***** Records for this task *****

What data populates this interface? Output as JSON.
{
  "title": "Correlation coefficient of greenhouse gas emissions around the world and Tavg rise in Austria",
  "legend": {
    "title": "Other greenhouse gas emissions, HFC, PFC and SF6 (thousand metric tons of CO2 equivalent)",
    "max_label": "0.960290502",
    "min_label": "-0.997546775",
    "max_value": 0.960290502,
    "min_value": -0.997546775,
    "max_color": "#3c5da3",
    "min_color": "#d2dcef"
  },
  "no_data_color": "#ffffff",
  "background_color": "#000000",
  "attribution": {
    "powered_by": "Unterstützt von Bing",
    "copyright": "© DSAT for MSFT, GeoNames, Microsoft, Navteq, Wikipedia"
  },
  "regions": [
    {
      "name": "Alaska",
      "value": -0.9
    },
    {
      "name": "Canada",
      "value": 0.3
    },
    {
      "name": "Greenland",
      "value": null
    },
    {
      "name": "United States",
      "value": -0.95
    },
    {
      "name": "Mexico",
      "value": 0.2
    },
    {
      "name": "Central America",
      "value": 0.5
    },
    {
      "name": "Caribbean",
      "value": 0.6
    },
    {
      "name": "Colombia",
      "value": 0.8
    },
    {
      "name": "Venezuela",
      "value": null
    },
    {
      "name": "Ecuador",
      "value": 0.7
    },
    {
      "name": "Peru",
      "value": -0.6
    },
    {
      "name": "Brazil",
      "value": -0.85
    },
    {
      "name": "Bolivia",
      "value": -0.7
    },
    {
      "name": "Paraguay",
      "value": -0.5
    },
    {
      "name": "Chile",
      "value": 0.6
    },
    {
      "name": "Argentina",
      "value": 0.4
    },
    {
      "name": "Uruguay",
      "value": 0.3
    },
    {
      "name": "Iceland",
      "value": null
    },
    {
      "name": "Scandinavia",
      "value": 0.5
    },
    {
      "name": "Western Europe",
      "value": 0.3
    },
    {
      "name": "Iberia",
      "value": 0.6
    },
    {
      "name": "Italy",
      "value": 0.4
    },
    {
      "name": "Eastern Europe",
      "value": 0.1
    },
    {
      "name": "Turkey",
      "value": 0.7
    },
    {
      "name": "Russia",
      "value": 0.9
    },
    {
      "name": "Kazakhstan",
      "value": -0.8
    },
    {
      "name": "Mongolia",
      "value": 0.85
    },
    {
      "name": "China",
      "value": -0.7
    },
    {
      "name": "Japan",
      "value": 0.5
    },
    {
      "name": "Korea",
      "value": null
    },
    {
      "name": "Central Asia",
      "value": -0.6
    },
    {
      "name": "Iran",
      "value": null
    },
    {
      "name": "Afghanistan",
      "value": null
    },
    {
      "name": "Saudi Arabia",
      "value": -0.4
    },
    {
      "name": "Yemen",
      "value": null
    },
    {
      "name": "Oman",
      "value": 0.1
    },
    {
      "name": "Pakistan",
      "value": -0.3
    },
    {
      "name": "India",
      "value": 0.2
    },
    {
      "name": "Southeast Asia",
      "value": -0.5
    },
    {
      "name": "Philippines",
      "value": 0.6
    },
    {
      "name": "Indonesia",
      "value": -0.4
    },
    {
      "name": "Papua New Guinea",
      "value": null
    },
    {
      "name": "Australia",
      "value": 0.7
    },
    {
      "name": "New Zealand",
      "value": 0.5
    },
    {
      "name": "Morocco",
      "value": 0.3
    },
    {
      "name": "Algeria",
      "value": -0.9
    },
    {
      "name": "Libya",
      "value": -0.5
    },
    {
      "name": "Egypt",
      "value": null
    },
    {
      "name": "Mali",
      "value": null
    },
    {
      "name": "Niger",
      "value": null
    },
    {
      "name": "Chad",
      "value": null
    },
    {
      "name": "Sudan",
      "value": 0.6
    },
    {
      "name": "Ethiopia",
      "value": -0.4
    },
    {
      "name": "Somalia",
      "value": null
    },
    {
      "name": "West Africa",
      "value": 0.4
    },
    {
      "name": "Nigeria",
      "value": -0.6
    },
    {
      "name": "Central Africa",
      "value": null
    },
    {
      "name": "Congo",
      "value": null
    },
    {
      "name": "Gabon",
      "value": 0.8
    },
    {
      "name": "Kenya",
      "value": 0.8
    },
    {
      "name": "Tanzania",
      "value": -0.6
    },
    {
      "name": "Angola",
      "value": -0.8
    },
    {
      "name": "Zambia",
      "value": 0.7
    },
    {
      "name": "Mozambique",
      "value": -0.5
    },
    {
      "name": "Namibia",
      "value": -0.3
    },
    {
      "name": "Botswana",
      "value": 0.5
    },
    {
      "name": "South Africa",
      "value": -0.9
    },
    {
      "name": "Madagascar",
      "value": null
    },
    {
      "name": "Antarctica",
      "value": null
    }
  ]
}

*****

Problem to solve - Transcribe all of the material exactly. Omit nothing.

Task result -
What data populates this interface? Output as JSON.
{
  "title": "Correlation coefficient of greenhouse gas emissions around the world and Tavg rise in Austria",
  "legend": {
    "title": "Other greenhouse gas emissions, HFC, PFC and SF6 (thousand metric tons of CO2 equivalent)",
    "max_label": "0.960290502",
    "min_label": "-0.997546775",
    "max_value": 0.960290502,
    "min_value": -0.997546775,
    "max_color": "#3c5da3",
    "min_color": "#d2dcef"
  },
  "no_data_color": "#ffffff",
  "background_color": "#000000",
  "attribution": {
    "powered_by": "Unterstützt von Bing",
    "copyright": "© DSAT for MSFT, GeoNames, Microsoft, Navteq, Wikipedia"
  },
  "regions": [
    {
      "name": "Alaska",
      "value": -0.9
    },
    {
      "name": "Canada",
      "value": 0.3
    },
    {
      "name": "Greenland",
      "value": null
    },
    {
      "name": "United States",
      "value": -0.95
    },
    {
      "name": "Mexico",
      "value": 0.2
    },
    {
      "name": "Central America",
      "value": 0.5
    },
    {
      "name": "Caribbean",
      "value": 0.6
    },
    {
      "name": "Colombia",
      "value": 0.8
    },
    {
      "name": "Venezuela",
      "value": null
    },
    {
      "name": "Ecuador",
      "value": 0.7
    },
    {
      "name": "Peru",
      "value": -0.6
    },
    {
      "name": "Brazil",
      "value": -0.85
    },
    {
      "name": "Bolivia",
      "value": -0.7
    },
    {
      "name": "Paraguay",
      "value": -0.5
    },
    {
      "name": "Chile",
      "value": 0.6
    },
    {
      "name": "Argentina",
      "value": 0.4
    },
    {
      "name": "Uruguay",
      "value": 0.3
    },
    {
      "name": "Iceland",
      "value": null
    },
    {
      "name": "Scandinavia",
      "value": 0.5
    },
    {
      "name": "Western Europe",
      "value": 0.3
    },
    {
      "name": "Iberia",
      "value": 0.6
    },
    {
      "name": "Italy",
      "value": 0.4
    },
    {
      "name": "Eastern Europe",
      "value": 0.1
    },
    {
      "name": "Turkey",
      "value": 0.7
    },
    {
      "name": "Russia",
      "value": 0.9
    },
    {
      "name": "Kazakhstan",
      "value": -0.8
    },
    {
      "name": "Mongolia",
      "value": 0.85
    },
    {
      "name": "China",
      "value": -0.7
    },
    {
      "name": "Japan",
      "value": 0.5
    },
    {
      "name": "Korea",
      "value": null
    },
    {
      "name": "Central Asia",
      "value": -0.6
    },
    {
      "name": "Iran",
      "value": null
    },
    {
      "name": "Afghanistan",
      "value": null
    },
    {
      "name": "Saudi Arabia",
      "value": -0.4
    },
    {
      "name": "Yemen",
      "value": null
    },
    {
      "name": "Oman",
      "value": 0.1
    },
    {
      "name": "Pakistan",
      "value": -0.3
    },
    {
      "name": "India",
      "value": 0.2
    },
    {
      "name": "Southeast Asia",
      "value": -0.5
    },
    {
      "name": "Philippines",
      "value": 0.6
    },
    {
      "name": "Indonesia",
      "value": -0.4
    },
    {
      "name": "Papua New Guinea",
      "value": null
    },
    {
      "name": "Australia",
      "value": 0.7
    },
    {
      "name": "New Zealand",
      "value": 0.5
    },
    {
      "name": "Morocco",
      "value": 0.3
    },
    {
      "name": "Algeria",
      "value": -0.9
    },
    {
      "name": "Libya",
      "value": -0.5
    },
    {
      "name": "Egypt",
      "value": null
    },
    {
      "name": "Mali",
      "value": null
    },
    {
      "name": "Niger",
      "value": null
    },
    {
      "name": "Chad",
      "value": null
    },
    {
      "name": "Sudan",
      "value": 0.6
    },
    {
      "name": "Ethiopia",
      "value": -0.4
    },
    {
      "name": "Somalia",
      "value": null
    },
    {
      "name": "West Africa",
      "value": 0.4
    },
    {
      "name": "Nigeria",
      "value": -0.6
    },
    {
      "name": "Central Africa",
      "value": null
    },
    {
      "name": "Congo",
      "value": null
    },
    {
      "name": "Gabon",
      "value": 0.8
    },
    {
      "name": "Kenya",
      "value": 0.8
    },
    {
      "name": "Tanzania",
      "value": -0.6
    },
    {
      "name": "Angola",
      "value": -0.8
    },
    {
      "name": "Zambia",
      "value": 0.7
    },
    {
      "name": "Mozambique",
      "value": -0.5
    },
    {
      "name": "Namibia",
      "value": -0.3
    },
    {
      "name": "Botswana",
      "value": 0.5
    },
    {
      "name": "South Africa",
      "value": -0.9
    },
    {
      "name": "Madagascar",
      "value": null
    },
    {
      "name": "Antarctica",
      "value": null
    }
  ]
}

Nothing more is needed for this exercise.